● What you are asked to do
Render every line of the records below as a Markdown table with the columns "No." and "Text", numbering the rows in order and skipping blank lines. Leave the pictures out of the table.

● The records
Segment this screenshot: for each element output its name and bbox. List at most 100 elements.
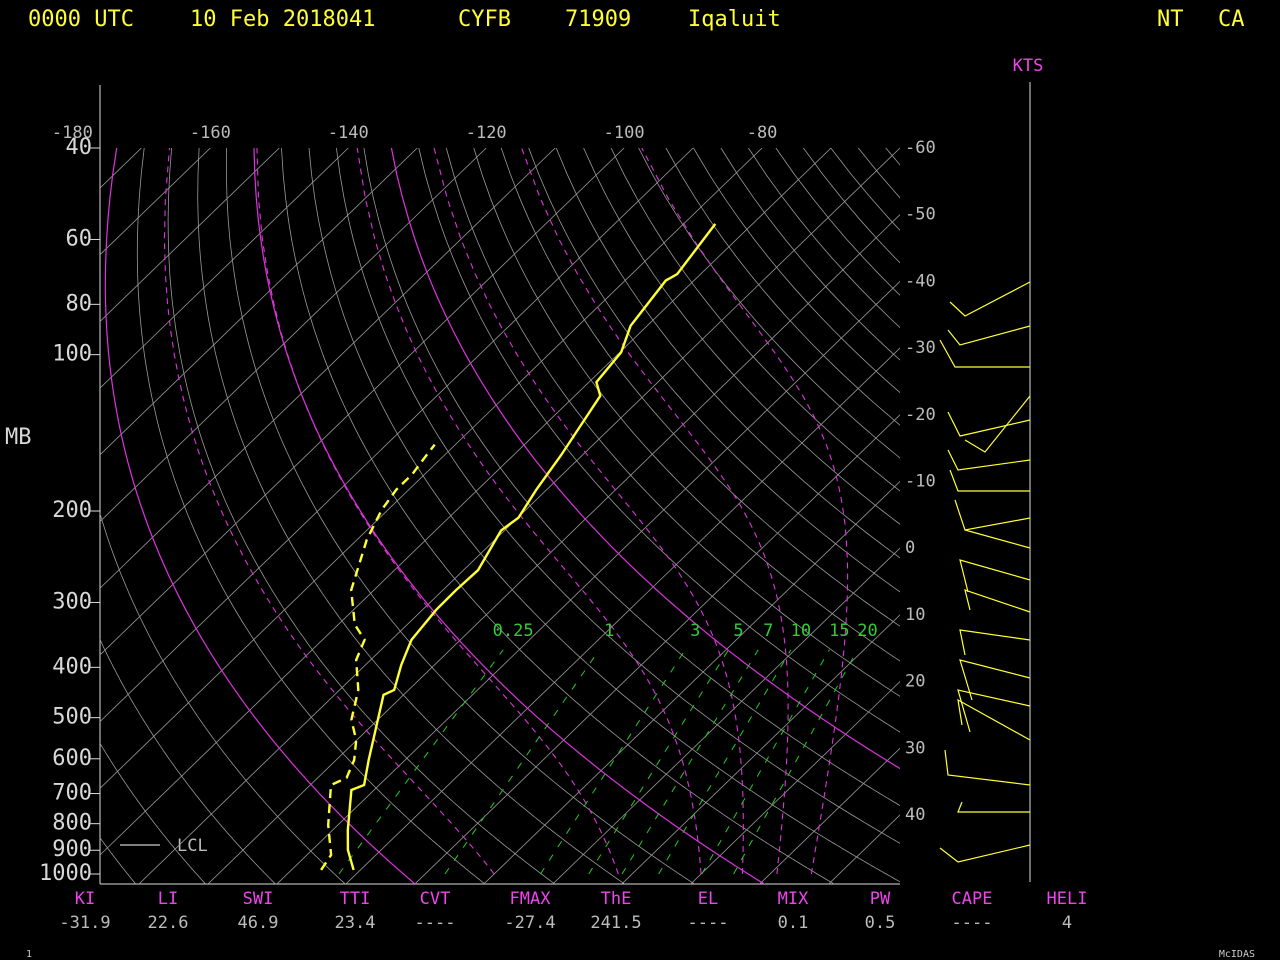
index-value: 4 [1062,913,1072,933]
index-value: -27.4 [504,913,555,933]
y-tick-label: 600 [52,746,92,771]
mixing-ratio-line [338,649,504,875]
y-tick-label: 60 [66,226,93,251]
dry-adiabat [610,148,900,492]
dry-adiabat [802,148,900,264]
dry-adiabat [253,148,766,884]
right-tick-label: -60 [905,138,936,158]
isotherm [759,747,900,884]
wind-barb [954,499,1031,531]
moist-adiabat [163,148,495,875]
right-tick-label: 40 [905,805,925,825]
dewpoint-line [320,443,436,871]
wind-barb [957,698,1031,741]
dry-adiabat [747,148,900,329]
dry-adiabat [100,742,207,884]
mixing-ratio-label: 3 [690,621,700,641]
x-tick-label: -80 [747,123,778,143]
wind-barb [939,844,1031,863]
wind-barb [959,559,1031,593]
x-tick-label: -100 [604,123,645,143]
index-name: EL [698,889,718,909]
dry-adiabat [363,148,900,807]
isotherm [100,148,694,723]
station: CYFB [458,7,511,32]
isotherm [828,814,900,884]
isotherm [345,347,900,884]
isotherm [100,148,349,389]
dry-adiabat [100,837,137,884]
y-tick-label: 40 [66,135,93,160]
dry-adiabat [885,148,900,166]
index-value: 0.5 [865,913,896,933]
wind-barb [944,749,1031,786]
station-name: Iqaluit [688,7,781,32]
right-tick-label: 20 [905,672,925,692]
isotherm [414,414,900,884]
dry-adiabat [583,148,900,525]
mixing-ratio-label: 20 [857,621,877,641]
x-tick-label: -120 [466,123,507,143]
mixing-ratio-label: 7 [763,621,773,641]
index-name: KI [75,889,95,909]
y-tick-label: 200 [52,498,92,523]
wind-barb [949,281,1031,317]
index-name: HELI [1047,889,1088,909]
dry-adiabat [857,148,900,199]
isotherm [483,480,900,884]
isotherm [276,280,900,884]
dry-adiabat [281,148,836,884]
isotherm [100,148,832,856]
dry-adiabat [390,148,900,770]
mixing-ratio-label: 0.25 [493,621,534,641]
dry-adiabat [100,638,277,884]
x-tick-label: -140 [328,123,369,143]
isotherm [100,148,625,656]
mixing-ratio-line [701,649,830,875]
dry-adiabat [167,148,556,884]
wind-barb [947,325,1031,346]
dry-adiabat [693,148,900,394]
dry-adiabat [473,148,900,662]
y-tick-label: 80 [66,291,93,316]
index-value: ---- [415,913,456,933]
y-tick-label: 400 [52,654,92,679]
y-tick-label: 800 [52,811,92,836]
right-tick-label: 30 [905,738,925,758]
dry-adiabat [638,148,900,459]
isotherm [100,148,418,456]
mixing-ratio-label: 15 [829,621,849,641]
wind-label: KTS [1013,56,1044,76]
dry-adiabat [915,118,1280,887]
region: NT [1157,7,1184,32]
mixing-ratio-line [444,649,600,875]
right-tick-label: -40 [905,271,936,291]
dry-adiabat [555,148,900,559]
y-axis-label: MB [5,425,32,450]
country: CA [1218,7,1245,32]
moist-adiabat [521,148,789,875]
date: 10 Feb 2018041 [190,7,375,32]
mixing-ratio-label: 1 [604,621,614,641]
right-tick-label: 10 [905,605,925,625]
index-value: ---- [688,913,729,933]
dry-adiabat [225,148,696,884]
wind-barb [947,411,1031,437]
x-tick-label: -160 [190,123,231,143]
station-id: 71909 [565,7,631,32]
isotherm [552,547,900,884]
isotherm [621,614,900,884]
y-tick-label: 100 [52,342,92,367]
dry-adiabat [830,148,900,231]
mixing-ratio-line [540,649,686,875]
wind-barb [964,529,1031,549]
dry-adiabat [100,512,346,884]
moist-adiabat [256,148,619,875]
isotherm [100,148,487,523]
mixing-ratio-line [621,649,759,875]
dry-adiabat [500,148,900,627]
dry-adiabat [665,148,900,426]
x-tick-label: -180 [52,123,93,143]
dry-adiabat [136,148,486,884]
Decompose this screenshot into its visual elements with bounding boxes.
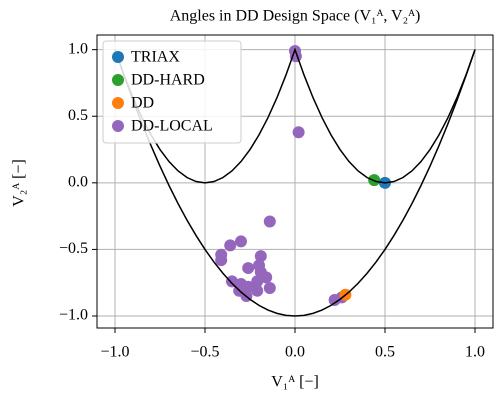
legend-marker — [112, 97, 124, 109]
point — [260, 271, 273, 284]
legend-marker — [112, 51, 124, 63]
legend-label: DD-HARD — [131, 72, 205, 89]
point — [215, 254, 228, 267]
x-tick-label: 0.5 — [375, 344, 395, 361]
legend-box — [102, 40, 242, 144]
point — [263, 282, 276, 295]
y-tick-label: −1.0 — [59, 307, 88, 324]
y-tick-label: 1.0 — [68, 40, 88, 57]
y-tick-label: 0.0 — [68, 174, 88, 191]
point — [263, 215, 276, 228]
point — [226, 275, 238, 288]
y-tick-label: −0.5 — [59, 240, 88, 257]
legend-label: DD-LOCAL — [131, 118, 213, 135]
y-axis-label: V₂ᴬ [−] — [11, 159, 28, 207]
legend-label: TRIAX — [131, 49, 180, 66]
curve — [114, 47, 476, 184]
x-tick-label: −1.0 — [100, 344, 129, 361]
x-axis-label: V₁ᴬ [−] — [271, 374, 319, 391]
point — [242, 262, 255, 275]
x-tick-label: 0.0 — [285, 344, 305, 361]
point — [224, 239, 237, 252]
plot-frame — [96, 34, 494, 329]
legend-marker — [112, 74, 124, 86]
legend-marker — [112, 120, 124, 132]
chart-title: Angles in DD Design Space (V₁ᴬ, V₂ᴬ) — [170, 8, 421, 25]
y-tick-label: 0.5 — [68, 107, 88, 124]
legend: TRIAX DD-HARD DD DD-LOCAL — [102, 40, 242, 144]
point — [251, 275, 264, 288]
x-tick-label: −0.5 — [190, 344, 219, 361]
curve — [114, 49, 476, 317]
point — [254, 250, 267, 263]
point — [292, 126, 305, 139]
point — [242, 280, 255, 293]
legend-label: DD — [131, 95, 154, 112]
x-tick-label: 1.0 — [465, 344, 485, 361]
point — [235, 235, 247, 248]
point — [251, 284, 264, 297]
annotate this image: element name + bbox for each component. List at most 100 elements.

● The reply
| No. | Text |
|---|---|
| 1 | Segment this screenshot: for each element output its name and bbox. List at most 100 elements. |
| 2 | index-value: 4 [1062,913,1072,933] |
| 3 | index-value: -27.4 [504,913,555,933] |
| 4 | y-tick-label: 600 [52,746,92,771] |
| 5 | mixing-ratio-line [338,649,504,875] |
| 6 | y-tick-label: 60 [66,226,93,251] |
| 7 | dry-adiabat [610,148,900,492] |
| 8 | dry-adiabat [802,148,900,264] |
| 9 | dry-adiabat [253,148,766,884] |
| 10 | right-tick-label: -60 [905,138,936,158] |
| 11 | isotherm [759,747,900,884] |
| 12 | wind-barb [954,499,1031,531] |
| 13 | moist-adiabat [163,148,495,875] |
| 14 | right-tick-label: 40 [905,805,925,825] |
| 15 | dewpoint-line [320,443,436,871] |
| 16 | wind-barb [957,698,1031,741] |
| 17 | dry-adiabat [747,148,900,329] |
| 18 | dry-adiabat [100,742,207,884] |
| 19 | mixing-ratio-label: 3 [690,621,700,641] |
| 20 | x-tick-label: -80 [747,123,778,143] |
| 21 | wind-barb [939,844,1031,863] |
| 22 | wind-barb [959,559,1031,593] |
| 23 | x-tick-label: -100 [604,123,645,143] |
| 24 | index-name: EL [698,889,718,909] |
| 25 | dry-adiabat [363,148,900,807] |
| 26 | isotherm [100,148,694,723] |
| 27 | station: CYFB [458,7,511,32] |
| 28 | isotherm [828,814,900,884] |
| 29 | isotherm [345,347,900,884] |
| 30 | isotherm [100,148,349,389] |
| 31 | dry-adiabat [100,837,137,884] |
| 32 | y-tick-label: 40 [66,135,93,160] |
| 33 | dry-adiabat [885,148,900,166] |
| 34 | index-value: 0.5 [865,913,896,933] |
| 35 | wind-barb [944,749,1031,786] |
| 36 | station-name: Iqaluit [688,7,781,32] |
| 37 | right-tick-label: 20 [905,672,925,692] |
| 38 | isotherm [414,414,900,884] |
| 39 | dry-adiabat [583,148,900,525] |
| 40 | mixing-ratio-label: 20 [857,621,877,641] |
| 41 | x-tick-label: -120 [466,123,507,143] |
| 42 | mixing-ratio-label: 7 [763,621,773,641] |
| 43 | index-name: KI [75,889,95,909] |
| 44 | y-tick-label: 200 [52,498,92,523] |
| 45 | wind-barb [949,281,1031,317] |
| 46 | index-name: HELI [1047,889,1088,909] |
| 47 | dry-adiabat [857,148,900,199] |
| 48 | isotherm [483,480,900,884] |
| 49 | isotherm [276,280,900,884] |
| 50 | dry-adiabat [281,148,836,884] |
| 51 | isotherm [100,148,832,856] |
| 52 | dry-adiabat [390,148,900,770] |
| 53 | mixing-ratio-label: 0.25 [493,621,534,641] |
| 54 | dry-adiabat [100,638,277,884] |
| 55 | x-tick-label: -140 [328,123,369,143] |
| 56 | isotherm [100,148,625,656] |
| 57 | mixing-ratio-line [701,649,830,875] |
| 58 | dry-adiabat [167,148,556,884] |
| 59 | wind-barb [947,325,1031,346] |
| 60 | dry-adiabat [693,148,900,394] |
| 61 | dry-adiabat [473,148,900,662] |
| 62 | y-tick-label: 80 [66,291,93,316] |
| 63 | index-value: ---- [415,913,456,933] |
| 64 | y-tick-label: 400 [52,654,92,679] |
| 65 | y-tick-label: 800 [52,811,92,836] |
| 66 | right-tick-label: 30 [905,738,925,758] |
| 67 | dry-adiabat [638,148,900,459] |
| 68 | isotherm [100,148,418,456] |
| 69 | mixing-ratio-label: 15 [829,621,849,641] |
| 70 | wind-label: KTS [1013,56,1044,76] |
| 71 | dry-adiabat [915,118,1280,887] |
| 72 | region: NT [1157,7,1184,32] |
| 73 | mixing-ratio-line [444,649,600,875] |
| 74 | right-tick-label: -40 [905,271,936,291] |
| 75 | dry-adiabat [555,148,900,559] |
| 76 | y-axis-label: MB [5,425,32,450] |
| 77 | country: CA [1218,7,1245,32] |
| 78 | moist-adiabat [521,148,789,875] |
| 79 | date: 10 Feb 2018041 [190,7,375,32] |
| 80 | mixing-ratio-label: 1 [604,621,614,641] |
| 81 | right-tick-label: 10 [905,605,925,625] |
| 82 | index-value: ---- [688,913,729,933] |
| 83 | dry-adiabat [225,148,696,884] |
| 84 | wind-barb [947,411,1031,437] |
| 85 | x-tick-label: -160 [190,123,231,143] |
| 86 | station-id: 71909 [565,7,631,32] |
| 87 | isotherm [552,547,900,884] |
| 88 | isotherm [621,614,900,884] |
| 89 | y-tick-label: 100 [52,342,92,367] |
| 90 | dry-adiabat [830,148,900,231] |
| 91 | mixing-ratio-line [540,649,686,875] |
| 92 | wind-barb [964,529,1031,549] |
| 93 | dry-adiabat [100,512,346,884] |
| 94 | moist-adiabat [256,148,619,875] |
| 95 | isotherm [100,148,487,523] |
| 96 | mixing-ratio-line [621,649,759,875] |
| 97 | dry-adiabat [500,148,900,627] |
| 98 | dry-adiabat [665,148,900,426] |
| 99 | x-tick-label: -180 [52,123,93,143] |
| 100 | dry-adiabat [136,148,486,884] |
| 101 | Decompose this screenshot into its visual elements with bounding boxes. |
| 102 | legend-marker — [112, 97, 124, 109] |
| 103 | point — [260, 271, 273, 284] |
| 104 | legend-marker — [112, 51, 124, 63] |
| 105 | legend-label: DD-HARD — [131, 72, 205, 89] |
| 106 | point — [215, 254, 228, 267] |
| 107 | x-tick-label: 0.5 — [375, 344, 395, 361] |
| 108 | legend-box — [102, 40, 242, 144] |
| 109 | point — [263, 282, 276, 295] |
| 110 | y-tick-label: −1.0 — [59, 307, 88, 324] |
| 111 | y-tick-label: 1.0 — [68, 40, 88, 57] |
| 112 | y-tick-label: 0.0 — [68, 174, 88, 191] |
| 113 | point — [263, 215, 276, 228] |
| 114 | point — [226, 275, 238, 288] |
| 115 | y-tick-label: −0.5 — [59, 240, 88, 257] |
| 116 | legend-label: DD-LOCAL — [131, 118, 213, 135] |
| 117 | y-axis-label: V₂ᴬ [−] — [11, 159, 28, 207] |
| 118 | legend-label: TRIAX — [131, 49, 180, 66] |
| 119 | curve — [114, 47, 476, 184] |
| 120 | x-tick-label: −1.0 — [100, 344, 129, 361] |
| 121 | x-axis-label: V₁ᴬ [−] — [271, 374, 319, 391] |
| 122 | point — [242, 262, 255, 275] |
| 123 | x-tick-label: 0.0 — [285, 344, 305, 361] |
| 124 | point — [224, 239, 237, 252] |
| 125 | plot-frame — [96, 34, 494, 329] |
| 126 | legend-marker — [112, 74, 124, 86] |
| 127 | legend-marker — [112, 120, 124, 132] |
| 128 | chart-title: Angles in DD Design Space (V₁ᴬ, V₂ᴬ) — [170, 8, 421, 25] |
| 129 | y-tick-label: 0.5 — [68, 107, 88, 124] |
| 130 | legend: TRIAX DD-HARD DD DD-LOCAL — [102, 40, 242, 144] |
| 131 | point — [251, 275, 264, 288] |
| 132 | x-tick-label: −0.5 — [190, 344, 219, 361] |
| 133 | curve — [114, 49, 476, 317] |
| 134 | point — [254, 250, 267, 263] |
| 135 | point — [292, 126, 305, 139] |
| 136 | point — [242, 280, 255, 293] |
| 137 | legend-label: DD — [131, 95, 154, 112] |
| 138 | x-tick-label: 1.0 — [465, 344, 485, 361] |
| 139 | point — [235, 235, 247, 248] |
| 140 | point — [251, 284, 264, 297] |
| 141 | annotate this image: element name + bbox for each component. List at most 100 elements. |